::: Selected text :::
The Canadian Tuxedo: an appreciation

Forget the red and white; true Canadian patriotism is expressed with blue-on-blue
Tonight, at the Drake General Store , there’s a little party in launch of Levi’s by Opening Ceremony. Or perhaps it’s Opening Ceremony by Levi’s. Same diff? Anyway, it’s from 6 to 9 pm, the beer is from Duggan’s Brewery and, if you try on a pair of these new jeans, you’ll be entered in a contest to win a Canadian tuxedo.
Now, don’t tell me you don’t know what a Canadian tuxedo is. It’s easy: you wear jeans, and then you wear a jean jacket. Or a jean shirt. I think the moniker was meant to poke fun at our back-country asses, but joke’s on everrrrybody else, because denim-on-denim is basically the best thing since real maple syrup on waffles. And, as of this time last year, it’s actually a major fad. But don’t let that stop you from wearing it. Take inspiration/warning from the illustrious, shamelusty history of the Canuck tux.

Madonna on the cover of Out Magazine, 1984
Pro tip: you can trace 93 per cent of fashion trends back to Madonna if you look long enough and only in Google Image Search. While her Out-fit here is not what I’d call “good,” she’s totally nailed that crucial third piece of the Canuck tux: an expression that says “yeah, I’m wearing denim AND DENIM! WHAT?!” So, 9 out of 10 maple leaves.
::: Provided records :::
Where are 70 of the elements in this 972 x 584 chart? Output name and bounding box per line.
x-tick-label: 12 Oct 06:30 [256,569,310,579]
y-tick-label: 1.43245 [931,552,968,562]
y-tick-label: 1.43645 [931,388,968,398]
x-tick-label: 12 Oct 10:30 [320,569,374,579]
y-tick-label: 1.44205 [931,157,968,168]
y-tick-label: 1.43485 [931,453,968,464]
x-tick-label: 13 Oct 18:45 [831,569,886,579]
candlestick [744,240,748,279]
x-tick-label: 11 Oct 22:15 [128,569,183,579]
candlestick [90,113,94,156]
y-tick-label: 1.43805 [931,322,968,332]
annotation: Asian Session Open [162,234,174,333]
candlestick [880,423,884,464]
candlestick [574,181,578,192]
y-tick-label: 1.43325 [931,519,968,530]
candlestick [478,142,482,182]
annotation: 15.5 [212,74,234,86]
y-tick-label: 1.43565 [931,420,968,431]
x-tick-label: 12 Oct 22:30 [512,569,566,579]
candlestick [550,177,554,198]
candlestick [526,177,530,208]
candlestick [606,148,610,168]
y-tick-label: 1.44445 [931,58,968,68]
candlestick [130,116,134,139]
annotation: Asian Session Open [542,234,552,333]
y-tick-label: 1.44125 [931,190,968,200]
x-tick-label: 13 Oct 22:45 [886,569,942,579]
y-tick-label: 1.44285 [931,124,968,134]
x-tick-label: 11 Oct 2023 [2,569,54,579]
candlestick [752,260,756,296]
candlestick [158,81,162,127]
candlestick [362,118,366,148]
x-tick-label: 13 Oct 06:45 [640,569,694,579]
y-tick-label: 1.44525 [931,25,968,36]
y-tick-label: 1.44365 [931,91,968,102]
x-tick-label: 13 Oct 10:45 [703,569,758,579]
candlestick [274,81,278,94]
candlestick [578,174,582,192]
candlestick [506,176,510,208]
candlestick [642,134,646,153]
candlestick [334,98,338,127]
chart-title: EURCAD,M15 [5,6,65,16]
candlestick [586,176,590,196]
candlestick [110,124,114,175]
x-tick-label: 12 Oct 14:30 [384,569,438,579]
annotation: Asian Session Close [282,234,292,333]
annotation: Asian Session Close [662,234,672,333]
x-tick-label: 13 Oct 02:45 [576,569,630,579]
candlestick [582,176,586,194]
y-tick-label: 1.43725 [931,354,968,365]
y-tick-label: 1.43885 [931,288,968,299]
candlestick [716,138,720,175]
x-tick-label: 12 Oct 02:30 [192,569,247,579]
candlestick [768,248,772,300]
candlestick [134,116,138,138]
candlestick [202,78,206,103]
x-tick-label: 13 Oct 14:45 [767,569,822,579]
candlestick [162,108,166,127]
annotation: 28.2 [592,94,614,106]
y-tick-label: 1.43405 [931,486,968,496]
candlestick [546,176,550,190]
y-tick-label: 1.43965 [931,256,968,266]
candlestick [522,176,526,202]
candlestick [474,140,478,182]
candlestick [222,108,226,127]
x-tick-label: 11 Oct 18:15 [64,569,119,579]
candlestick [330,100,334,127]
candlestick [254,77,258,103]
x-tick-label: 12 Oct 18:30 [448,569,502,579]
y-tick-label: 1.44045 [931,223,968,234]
:::
§ **Tasks to carry out**:
1 - Write out everything in the Canadian tuxedo article from "Now, don’t tell" down to "10 maple leaves.".
2 - Answer these questions about the Canadian tuxedo article:
(a) Which brewery supplies the beer at the launch party?
(b) In what year did Madonna appear on the cover of Out Magazine?
(c) How many maple leaves does Madonna's outfit receive?
3 - Carry on the Canadian tuxedo article from its last sentence.

§ **The replies**:
1 -
Now, don’t tell me you don’t know what a Canadian tuxedo is. It’s easy: you wear jeans, and then you wear a jean jacket. Or a jean shirt. I think the moniker was meant to poke fun at our back-country asses, but joke’s on everrrrybody else, because denim-on-denim is basically the best thing since real maple syrup on waffles. And, as of this time last year, it’s actually a major fad. But don’t let that stop you from wearing it. Take inspiration/warning from the illustrious, shamelusty history of the Canuck tux.

Madonna on the cover of Out Magazine, 1984
Pro tip: you can trace 93 per cent of fashion trends back to Madonna if you look long enough and only in Google Image Search. While her Out-fit here is not what I’d call “good,” she’s totally nailed that crucial third piece of the Canuck tux: an expression that says “yeah, I’m wearing denim AND DENIM! WHAT?!” So, 9 out of 10 maple leaves.

2 -
(a) Duggan's Brewery
(b) 1984
(c) 9 out of 10

3 -
Samantha Fox in 1986
A mega-popular Brit pin-up who decided the next best thing was recording pop songs ”) Samantha Fox is one of the first truly terrible celebrities. A proto-Heidi, if you will. Still, I can’t take my eyes off that rip placement, can you? 6/10.

Aaliyah circa 1994
An overall bib with exactly matching jeans? That takes guts. Or in this case, a distinct lack thereof. All hail Aaliyah, a perfect 10/10 forever, but let this look rest in peace.

Britney Spears and Justin Timberlake at the 2001 American Music Awards
Oh yes they did. 2/10. You can’t take the Mississippi out of the girl, but what in the blue is JT’s excuse?

Kanye West on the street in 2009
Not to be out-denimed, Mr. West adds a chambray shirt to his jean jackets and jeans. What would Marc Jacobs say? “No.” 4/10.

Matt Damon on the red carpet in 2008
It only looks like Matt Damon took the scooter to get some milk, turned right instead of left and ended up on a red carpet. In fact, he’s quite the jean queen, seen everywhere from restaurants to movie sets looking kind of like your dad. Sigh. This really takes the “damn” out of Damon. 4/10.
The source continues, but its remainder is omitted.